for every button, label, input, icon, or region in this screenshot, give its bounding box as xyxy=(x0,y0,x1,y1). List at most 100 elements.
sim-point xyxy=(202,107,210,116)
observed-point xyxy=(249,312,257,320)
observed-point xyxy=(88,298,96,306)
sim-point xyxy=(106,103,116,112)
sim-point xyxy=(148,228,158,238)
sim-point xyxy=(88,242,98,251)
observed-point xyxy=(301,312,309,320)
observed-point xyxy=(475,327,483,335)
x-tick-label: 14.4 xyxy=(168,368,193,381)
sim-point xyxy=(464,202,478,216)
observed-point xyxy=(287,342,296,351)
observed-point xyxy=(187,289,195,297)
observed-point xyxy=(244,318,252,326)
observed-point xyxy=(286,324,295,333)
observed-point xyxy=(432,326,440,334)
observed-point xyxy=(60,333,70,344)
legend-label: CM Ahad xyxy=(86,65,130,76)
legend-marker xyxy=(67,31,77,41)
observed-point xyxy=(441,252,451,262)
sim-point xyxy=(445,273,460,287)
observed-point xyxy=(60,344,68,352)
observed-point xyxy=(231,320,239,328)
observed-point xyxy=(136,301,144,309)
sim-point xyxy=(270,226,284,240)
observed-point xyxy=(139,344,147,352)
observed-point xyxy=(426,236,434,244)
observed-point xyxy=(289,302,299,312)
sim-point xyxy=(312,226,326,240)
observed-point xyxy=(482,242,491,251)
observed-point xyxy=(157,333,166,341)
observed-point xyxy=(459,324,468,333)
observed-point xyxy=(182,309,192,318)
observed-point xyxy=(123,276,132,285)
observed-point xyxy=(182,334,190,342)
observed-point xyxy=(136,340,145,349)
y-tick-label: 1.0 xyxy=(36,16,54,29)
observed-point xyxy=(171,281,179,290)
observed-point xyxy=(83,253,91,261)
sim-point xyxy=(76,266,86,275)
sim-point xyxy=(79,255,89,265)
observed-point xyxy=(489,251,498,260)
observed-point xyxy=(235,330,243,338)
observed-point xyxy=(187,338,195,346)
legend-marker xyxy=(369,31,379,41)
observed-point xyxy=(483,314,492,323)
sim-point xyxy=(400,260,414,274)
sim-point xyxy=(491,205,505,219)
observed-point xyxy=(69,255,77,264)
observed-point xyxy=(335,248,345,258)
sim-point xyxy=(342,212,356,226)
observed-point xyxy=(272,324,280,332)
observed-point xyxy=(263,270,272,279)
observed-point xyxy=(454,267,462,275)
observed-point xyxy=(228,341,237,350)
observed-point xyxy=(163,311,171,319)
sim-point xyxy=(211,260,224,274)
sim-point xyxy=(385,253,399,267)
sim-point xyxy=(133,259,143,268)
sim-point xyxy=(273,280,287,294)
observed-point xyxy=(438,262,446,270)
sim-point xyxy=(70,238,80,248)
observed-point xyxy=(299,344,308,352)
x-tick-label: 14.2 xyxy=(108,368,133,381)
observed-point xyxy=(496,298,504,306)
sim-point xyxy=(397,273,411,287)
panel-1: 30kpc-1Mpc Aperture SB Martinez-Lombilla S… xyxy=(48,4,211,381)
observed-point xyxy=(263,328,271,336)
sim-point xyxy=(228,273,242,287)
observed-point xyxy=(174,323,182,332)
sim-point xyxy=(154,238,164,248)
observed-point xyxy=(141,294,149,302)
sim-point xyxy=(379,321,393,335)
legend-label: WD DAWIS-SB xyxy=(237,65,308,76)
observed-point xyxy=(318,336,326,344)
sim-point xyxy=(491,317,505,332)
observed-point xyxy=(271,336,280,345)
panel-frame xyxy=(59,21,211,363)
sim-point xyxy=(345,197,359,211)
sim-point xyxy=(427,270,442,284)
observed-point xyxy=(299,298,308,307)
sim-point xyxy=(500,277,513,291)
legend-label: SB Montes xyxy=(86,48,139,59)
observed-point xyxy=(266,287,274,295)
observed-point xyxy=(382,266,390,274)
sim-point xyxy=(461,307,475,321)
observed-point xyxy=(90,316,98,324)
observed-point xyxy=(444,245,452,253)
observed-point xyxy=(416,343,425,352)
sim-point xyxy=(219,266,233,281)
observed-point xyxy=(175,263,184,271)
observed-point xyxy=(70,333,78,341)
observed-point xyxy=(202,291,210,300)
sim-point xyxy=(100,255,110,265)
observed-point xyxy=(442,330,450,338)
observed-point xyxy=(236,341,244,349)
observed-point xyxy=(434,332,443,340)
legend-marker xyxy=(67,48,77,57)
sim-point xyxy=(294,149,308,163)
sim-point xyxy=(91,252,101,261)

★ ★ ★ ★ ★ ★ ★

▸ **What you are asked to do**
Write every line of the records above as a JSON list of strings, with one string per line and blank lines omitted.

▸ **Exercise solution**
[
  "for every button, label, input, icon, or region in this screenshot, give its bounding box as xyxy=(x0,y0,x1,y1). List at most 100 elements.",
  "sim-point xyxy=(202,107,210,116)",
  "observed-point xyxy=(249,312,257,320)",
  "observed-point xyxy=(88,298,96,306)",
  "sim-point xyxy=(106,103,116,112)",
  "sim-point xyxy=(148,228,158,238)",
  "sim-point xyxy=(88,242,98,251)",
  "observed-point xyxy=(301,312,309,320)",
  "observed-point xyxy=(475,327,483,335)",
  "x-tick-label: 14.4 xyxy=(168,368,193,381)",
  "sim-point xyxy=(464,202,478,216)",
  "observed-point xyxy=(287,342,296,351)",
  "observed-point xyxy=(187,289,195,297)",
  "observed-point xyxy=(244,318,252,326)",
  "observed-point xyxy=(286,324,295,333)",
  "observed-point xyxy=(432,326,440,334)",
  "observed-point xyxy=(60,333,70,344)",
  "legend-label: CM Ahad xyxy=(86,65,130,76)",
  "legend-marker xyxy=(67,31,77,41)",
  "observed-point xyxy=(441,252,451,262)",
  "sim-point xyxy=(445,273,460,287)",
  "observed-point xyxy=(60,344,68,352)",
  "observed-point xyxy=(231,320,239,328)",
  "observed-point xyxy=(136,301,144,309)",
  "sim-point xyxy=(270,226,284,240)",
  "observed-point xyxy=(139,344,147,352)",
  "observed-point xyxy=(426,236,434,244)",
  "observed-point xyxy=(289,302,299,312)",
  "sim-point xyxy=(312,226,326,240)",
  "observed-point xyxy=(482,242,491,251)",
  "observed-point xyxy=(157,333,166,341)",
  "observed-point xyxy=(459,324,468,333)",
  "observed-point xyxy=(182,309,192,318)",
  "observed-point xyxy=(123,276,132,285)",
  "observed-point xyxy=(182,334,190,342)",
  "observed-point xyxy=(136,340,145,349)",
  "y-tick-label: 1.0 xyxy=(36,16,54,29)",
  "observed-point xyxy=(171,281,179,290)",
  "observed-point xyxy=(83,253,91,261)",
  "sim-point xyxy=(76,266,86,275)",
  "sim-point xyxy=(79,255,89,265)",
  "observed-point xyxy=(489,251,498,260)",
  "observed-point xyxy=(235,330,243,338)",
  "observed-point xyxy=(187,338,195,346)",
  "legend-marker xyxy=(369,31,379,41)",
  "observed-point xyxy=(483,314,492,323)",
  "sim-point xyxy=(400,260,414,274)",
  "sim-point xyxy=(491,205,505,219)",
  "observed-point xyxy=(69,255,77,264)",
  "observed-point xyxy=(335,248,345,258)",
  "sim-point xyxy=(342,212,356,226)",
  "observed-point xyxy=(272,324,280,332)",
  "observed-point xyxy=(263,270,272,279)",
  "observed-point xyxy=(454,267,462,275)",
  "observed-point xyxy=(228,341,237,350)",
  "observed-point xyxy=(163,311,171,319)",
  "sim-point xyxy=(211,260,224,274)",
  "sim-point xyxy=(385,253,399,267)",
  "sim-point xyxy=(133,259,143,268)",
  "sim-point xyxy=(273,280,287,294)",
  "observed-point xyxy=(438,262,446,270)",
  "sim-point xyxy=(70,238,80,248)",
  "observed-point xyxy=(299,344,308,352)",
  "x-tick-label: 14.2 xyxy=(108,368,133,381)",
  "observed-point xyxy=(496,298,504,306)",
  "sim-point xyxy=(397,273,411,287)",
  "panel-1: 30kpc-1Mpc Aperture SB Martinez-Lombilla S… xyxy=(48,4,211,381)",
  "observed-point xyxy=(263,328,271,336)",
  "sim-point xyxy=(228,273,242,287)",
  "observed-point xyxy=(174,323,182,332)",
  "sim-point xyxy=(154,238,164,248)",
  "observed-point xyxy=(141,294,149,302)",
  "sim-point xyxy=(379,321,393,335)",
  "legend-label: WD DAWIS-SB xyxy=(237,65,308,76)",
  "observed-point xyxy=(318,336,326,344)",
  "sim-point xyxy=(491,317,505,332)",
  "observed-point xyxy=(271,336,280,345)",
  "panel-frame xyxy=(59,21,211,363)",
  "sim-point xyxy=(345,197,359,211)",
  "sim-point xyxy=(427,270,442,284)",
  "observed-point xyxy=(299,298,308,307)",
  "sim-point xyxy=(500,277,513,291)",
  "legend-label: SB Montes xyxy=(86,48,139,59)",
  "observed-point xyxy=(266,287,274,295)",
  "observed-point xyxy=(382,266,390,274)",
  "sim-point xyxy=(461,307,475,321)",
  "observed-point xyxy=(90,316,98,324)",
  "observed-point xyxy=(444,245,452,253)",
  "observed-point xyxy=(416,343,425,352)",
  "sim-point xyxy=(219,266,233,281)",
  "observed-point xyxy=(175,263,184,271)",
  "observed-point xyxy=(70,333,78,341)",
  "observed-point xyxy=(202,291,210,300)",
  "sim-point xyxy=(100,255,110,265)",
  "observed-point xyxy=(442,330,450,338)",
  "observed-point xyxy=(236,341,244,349)",
  "observed-point xyxy=(434,332,443,340)",
  "legend-marker xyxy=(67,48,77,57)",
  "sim-point xyxy=(294,149,308,163)",
  "sim-point xyxy=(91,252,101,261)"
]